### DATASET ROWS

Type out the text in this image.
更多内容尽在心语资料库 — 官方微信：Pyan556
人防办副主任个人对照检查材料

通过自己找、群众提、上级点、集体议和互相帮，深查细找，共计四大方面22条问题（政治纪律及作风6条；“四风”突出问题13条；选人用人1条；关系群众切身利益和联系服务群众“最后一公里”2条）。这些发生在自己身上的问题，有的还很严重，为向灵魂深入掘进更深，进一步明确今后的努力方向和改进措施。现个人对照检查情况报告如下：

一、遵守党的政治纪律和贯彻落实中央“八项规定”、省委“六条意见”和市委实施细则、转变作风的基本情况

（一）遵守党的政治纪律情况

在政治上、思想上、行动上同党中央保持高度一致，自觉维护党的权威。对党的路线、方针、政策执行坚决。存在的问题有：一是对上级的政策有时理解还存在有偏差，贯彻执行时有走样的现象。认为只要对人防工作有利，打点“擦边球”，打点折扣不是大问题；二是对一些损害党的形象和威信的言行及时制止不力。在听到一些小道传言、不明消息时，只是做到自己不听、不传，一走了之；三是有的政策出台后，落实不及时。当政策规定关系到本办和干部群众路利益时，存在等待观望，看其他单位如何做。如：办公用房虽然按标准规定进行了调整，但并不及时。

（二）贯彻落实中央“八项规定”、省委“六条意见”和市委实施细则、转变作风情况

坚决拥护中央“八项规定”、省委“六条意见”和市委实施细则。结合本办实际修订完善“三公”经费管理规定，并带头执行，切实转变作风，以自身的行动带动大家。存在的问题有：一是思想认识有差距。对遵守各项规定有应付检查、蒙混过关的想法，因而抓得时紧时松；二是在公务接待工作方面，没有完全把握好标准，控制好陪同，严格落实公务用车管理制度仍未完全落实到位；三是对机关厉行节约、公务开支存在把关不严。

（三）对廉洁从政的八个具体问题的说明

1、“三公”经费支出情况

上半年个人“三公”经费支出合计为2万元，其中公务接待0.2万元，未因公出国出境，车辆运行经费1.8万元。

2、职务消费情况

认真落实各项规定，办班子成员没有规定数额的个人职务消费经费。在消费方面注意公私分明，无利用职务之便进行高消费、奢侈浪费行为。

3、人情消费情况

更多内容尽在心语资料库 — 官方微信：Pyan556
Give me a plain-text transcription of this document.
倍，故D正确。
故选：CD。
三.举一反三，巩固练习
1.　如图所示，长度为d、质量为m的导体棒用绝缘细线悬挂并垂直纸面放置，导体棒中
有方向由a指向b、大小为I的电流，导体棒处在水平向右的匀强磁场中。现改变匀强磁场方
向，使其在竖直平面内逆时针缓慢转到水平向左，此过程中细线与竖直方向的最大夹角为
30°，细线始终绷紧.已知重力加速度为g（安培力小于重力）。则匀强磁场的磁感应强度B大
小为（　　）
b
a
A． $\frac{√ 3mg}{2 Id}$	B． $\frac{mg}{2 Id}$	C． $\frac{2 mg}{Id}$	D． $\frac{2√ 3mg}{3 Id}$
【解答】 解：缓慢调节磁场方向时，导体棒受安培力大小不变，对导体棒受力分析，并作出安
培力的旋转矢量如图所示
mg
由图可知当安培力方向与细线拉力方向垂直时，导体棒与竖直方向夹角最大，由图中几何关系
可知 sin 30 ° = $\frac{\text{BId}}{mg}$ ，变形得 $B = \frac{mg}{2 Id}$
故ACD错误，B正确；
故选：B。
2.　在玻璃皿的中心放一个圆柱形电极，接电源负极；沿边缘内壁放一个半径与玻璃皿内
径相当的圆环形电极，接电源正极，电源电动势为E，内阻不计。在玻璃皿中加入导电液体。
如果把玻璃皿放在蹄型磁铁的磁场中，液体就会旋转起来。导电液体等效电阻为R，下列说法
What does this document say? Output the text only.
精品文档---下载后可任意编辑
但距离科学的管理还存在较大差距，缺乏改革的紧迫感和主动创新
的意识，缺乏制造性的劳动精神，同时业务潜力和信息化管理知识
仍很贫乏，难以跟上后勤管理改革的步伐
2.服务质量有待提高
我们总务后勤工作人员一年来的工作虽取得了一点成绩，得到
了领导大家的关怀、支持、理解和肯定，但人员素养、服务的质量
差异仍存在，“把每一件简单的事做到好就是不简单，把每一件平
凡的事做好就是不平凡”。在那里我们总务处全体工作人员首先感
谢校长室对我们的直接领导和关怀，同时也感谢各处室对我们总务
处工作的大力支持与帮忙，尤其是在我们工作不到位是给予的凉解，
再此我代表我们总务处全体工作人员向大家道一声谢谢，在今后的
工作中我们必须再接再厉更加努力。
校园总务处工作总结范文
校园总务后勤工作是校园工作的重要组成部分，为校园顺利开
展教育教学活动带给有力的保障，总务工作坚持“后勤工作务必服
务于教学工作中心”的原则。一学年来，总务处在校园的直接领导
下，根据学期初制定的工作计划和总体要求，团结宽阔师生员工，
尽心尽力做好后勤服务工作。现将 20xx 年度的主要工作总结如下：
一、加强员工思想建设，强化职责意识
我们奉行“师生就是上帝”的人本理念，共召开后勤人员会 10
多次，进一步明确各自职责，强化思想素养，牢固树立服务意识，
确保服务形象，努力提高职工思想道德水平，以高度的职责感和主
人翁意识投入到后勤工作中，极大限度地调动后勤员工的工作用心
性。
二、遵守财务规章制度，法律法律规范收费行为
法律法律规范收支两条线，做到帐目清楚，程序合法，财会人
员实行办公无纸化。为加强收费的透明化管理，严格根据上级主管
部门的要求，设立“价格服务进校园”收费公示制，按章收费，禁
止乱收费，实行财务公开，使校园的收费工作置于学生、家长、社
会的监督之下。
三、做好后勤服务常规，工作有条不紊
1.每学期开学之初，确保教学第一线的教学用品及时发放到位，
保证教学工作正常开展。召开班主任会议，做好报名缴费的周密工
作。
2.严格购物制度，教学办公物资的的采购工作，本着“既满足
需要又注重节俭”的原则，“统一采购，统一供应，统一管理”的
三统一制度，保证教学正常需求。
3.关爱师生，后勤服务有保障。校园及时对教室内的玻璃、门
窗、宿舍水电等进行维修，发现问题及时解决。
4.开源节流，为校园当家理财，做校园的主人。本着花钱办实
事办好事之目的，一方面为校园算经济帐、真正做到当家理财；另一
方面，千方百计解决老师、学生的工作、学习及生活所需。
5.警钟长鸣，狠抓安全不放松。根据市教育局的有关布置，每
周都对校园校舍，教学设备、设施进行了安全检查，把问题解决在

######

__WHAT TO PRODUCE__:
List each line of the records that holds the string "frac".

__SOLVED PROBLEM__:
A． $\frac{√ 3mg}{2 Id}$	B． $\frac{mg}{2 Id}$	C． $\frac{2 mg}{Id}$	D． $\frac{2√ 3mg}{3 Id}$
可知 sin 30 ° = $\frac{\text{BId}}{mg}$ ，变形得 $B = \frac{mg}{2 Id}$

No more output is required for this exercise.